> [Task statement]:
Retype the material below. Keep every word exactly as it is.
···
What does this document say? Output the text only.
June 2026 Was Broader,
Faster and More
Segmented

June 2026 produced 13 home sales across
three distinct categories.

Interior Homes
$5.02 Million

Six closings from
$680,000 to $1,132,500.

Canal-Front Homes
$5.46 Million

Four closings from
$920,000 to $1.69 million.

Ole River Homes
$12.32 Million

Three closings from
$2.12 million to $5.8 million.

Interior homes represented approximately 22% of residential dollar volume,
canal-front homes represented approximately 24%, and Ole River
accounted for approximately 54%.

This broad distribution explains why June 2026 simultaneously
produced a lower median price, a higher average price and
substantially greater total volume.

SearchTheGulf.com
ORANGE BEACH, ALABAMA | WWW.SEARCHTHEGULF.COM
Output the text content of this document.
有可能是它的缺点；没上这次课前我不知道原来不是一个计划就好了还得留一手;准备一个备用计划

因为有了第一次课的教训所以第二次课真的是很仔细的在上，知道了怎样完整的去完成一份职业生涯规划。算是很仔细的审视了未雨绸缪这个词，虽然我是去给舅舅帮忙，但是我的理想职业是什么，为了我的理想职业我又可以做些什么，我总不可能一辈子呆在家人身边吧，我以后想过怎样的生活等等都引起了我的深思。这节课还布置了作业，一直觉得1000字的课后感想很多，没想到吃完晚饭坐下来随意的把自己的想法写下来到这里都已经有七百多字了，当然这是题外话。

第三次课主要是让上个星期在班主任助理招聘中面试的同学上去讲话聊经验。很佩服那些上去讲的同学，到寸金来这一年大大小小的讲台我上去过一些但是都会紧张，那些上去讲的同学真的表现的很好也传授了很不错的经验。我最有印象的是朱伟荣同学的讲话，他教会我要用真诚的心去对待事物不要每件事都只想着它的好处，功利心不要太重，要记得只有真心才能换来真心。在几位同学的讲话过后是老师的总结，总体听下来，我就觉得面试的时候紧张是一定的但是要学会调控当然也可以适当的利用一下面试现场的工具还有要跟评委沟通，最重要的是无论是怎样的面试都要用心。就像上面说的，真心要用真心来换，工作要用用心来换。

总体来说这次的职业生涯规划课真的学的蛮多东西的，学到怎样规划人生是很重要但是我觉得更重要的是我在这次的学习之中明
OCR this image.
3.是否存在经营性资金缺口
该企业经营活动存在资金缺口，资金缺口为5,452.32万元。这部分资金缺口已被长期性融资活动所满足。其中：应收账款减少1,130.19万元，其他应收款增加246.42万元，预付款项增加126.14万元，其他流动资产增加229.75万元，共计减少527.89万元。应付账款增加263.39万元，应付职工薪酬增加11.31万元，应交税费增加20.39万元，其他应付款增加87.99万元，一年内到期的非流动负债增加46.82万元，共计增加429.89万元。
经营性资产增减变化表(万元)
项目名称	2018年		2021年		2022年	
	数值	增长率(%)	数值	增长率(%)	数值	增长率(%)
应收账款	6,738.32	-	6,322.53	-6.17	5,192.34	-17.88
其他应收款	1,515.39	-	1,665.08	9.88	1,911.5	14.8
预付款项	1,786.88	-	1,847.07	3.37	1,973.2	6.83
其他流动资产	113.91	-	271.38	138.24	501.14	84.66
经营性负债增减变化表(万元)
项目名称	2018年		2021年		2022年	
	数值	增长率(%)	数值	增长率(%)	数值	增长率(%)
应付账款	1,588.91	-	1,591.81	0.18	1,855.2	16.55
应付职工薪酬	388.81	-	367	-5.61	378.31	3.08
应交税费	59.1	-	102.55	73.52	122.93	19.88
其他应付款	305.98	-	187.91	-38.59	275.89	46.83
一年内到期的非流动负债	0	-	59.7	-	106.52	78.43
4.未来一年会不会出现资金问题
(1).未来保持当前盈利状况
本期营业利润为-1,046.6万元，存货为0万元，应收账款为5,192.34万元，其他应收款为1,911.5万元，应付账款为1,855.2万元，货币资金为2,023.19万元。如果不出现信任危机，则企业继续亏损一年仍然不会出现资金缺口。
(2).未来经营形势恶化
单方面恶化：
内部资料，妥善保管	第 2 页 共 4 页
···
> [Reply to the task]:
What does this document say? Output the text only.
June 2026 Was Broader,
Faster and More
Segmented

June 2026 produced 13 home sales across
three distinct categories.

Interior Homes
$5.02 Million

Six closings from
$680,000 to $1,132,500.

Canal-Front Homes
$5.46 Million

Four closings from
$920,000 to $1.69 million.

Ole River Homes
$12.32 Million

Three closings from
$2.12 million to $5.8 million.

Interior homes represented approximately 22% of residential dollar volume,
canal-front homes represented approximately 24%, and Ole River
accounted for approximately 54%.

This broad distribution explains why June 2026 simultaneously
produced a lower median price, a higher average price and
substantially greater total volume.

SearchTheGulf.com
ORANGE BEACH, ALABAMA | WWW.SEARCHTHEGULF.COM
Output the text content of this document.
有可能是它的缺点；没上这次课前我不知道原来不是一个计划就好了还得留一手;准备一个备用计划

因为有了第一次课的教训所以第二次课真的是很仔细的在上，知道了怎样完整的去完成一份职业生涯规划。算是很仔细的审视了未雨绸缪这个词，虽然我是去给舅舅帮忙，但是我的理想职业是什么，为了我的理想职业我又可以做些什么，我总不可能一辈子呆在家人身边吧，我以后想过怎样的生活等等都引起了我的深思。这节课还布置了作业，一直觉得1000字的课后感想很多，没想到吃完晚饭坐下来随意的把自己的想法写下来到这里都已经有七百多字了，当然这是题外话。

第三次课主要是让上个星期在班主任助理招聘中面试的同学上去讲话聊经验。很佩服那些上去讲的同学，到寸金来这一年大大小小的讲台我上去过一些但是都会紧张，那些上去讲的同学真的表现的很好也传授了很不错的经验。我最有印象的是朱伟荣同学的讲话，他教会我要用真诚的心去对待事物不要每件事都只想着它的好处，功利心不要太重，要记得只有真心才能换来真心。在几位同学的讲话过后是老师的总结，总体听下来，我就觉得面试的时候紧张是一定的但是要学会调控当然也可以适当的利用一下面试现场的工具还有要跟评委沟通，最重要的是无论是怎样的面试都要用心。就像上面说的，真心要用真心来换，工作要用用心来换。

总体来说这次的职业生涯规划课真的学的蛮多东西的，学到怎样规划人生是很重要但是我觉得更重要的是我在这次的学习之中明
OCR this image.
3.是否存在经营性资金缺口
该企业经营活动存在资金缺口，资金缺口为5,452.32万元。这部分资金缺口已被长期性融资活动所满足。其中：应收账款减少1,130.19万元，其他应收款增加246.42万元，预付款项增加126.14万元，其他流动资产增加229.75万元，共计减少527.89万元。应付账款增加263.39万元，应付职工薪酬增加11.31万元，应交税费增加20.39万元，其他应付款增加87.99万元，一年内到期的非流动负债增加46.82万元，共计增加429.89万元。
经营性资产增减变化表(万元)
项目名称	2018年		2021年		2022年	
	数值	增长率(%)	数值	增长率(%)	数值	增长率(%)
应收账款	6,738.32	-	6,322.53	-6.17	5,192.34	-17.88
其他应收款	1,515.39	-	1,665.08	9.88	1,911.5	14.8
预付款项	1,786.88	-	1,847.07	3.37	1,973.2	6.83
其他流动资产	113.91	-	271.38	138.24	501.14	84.66
经营性负债增减变化表(万元)
项目名称	2018年		2021年		2022年	
	数值	增长率(%)	数值	增长率(%)	数值	增长率(%)
应付账款	1,588.91	-	1,591.81	0.18	1,855.2	16.55
应付职工薪酬	388.81	-	367	-5.61	378.31	3.08
应交税费	59.1	-	102.55	73.52	122.93	19.88
其他应付款	305.98	-	187.91	-38.59	275.89	46.83
一年内到期的非流动负债	0	-	59.7	-	106.52	78.43
4.未来一年会不会出现资金问题
(1).未来保持当前盈利状况
本期营业利润为-1,046.6万元，存货为0万元，应收账款为5,192.34万元，其他应收款为1,911.5万元，应付账款为1,855.2万元，货币资金为2,023.19万元。如果不出现信任危机，则企业继续亏损一年仍然不会出现资金缺口。
(2).未来经营形势恶化
单方面恶化：
内部资料，妥善保管	第 2 页 共 4 页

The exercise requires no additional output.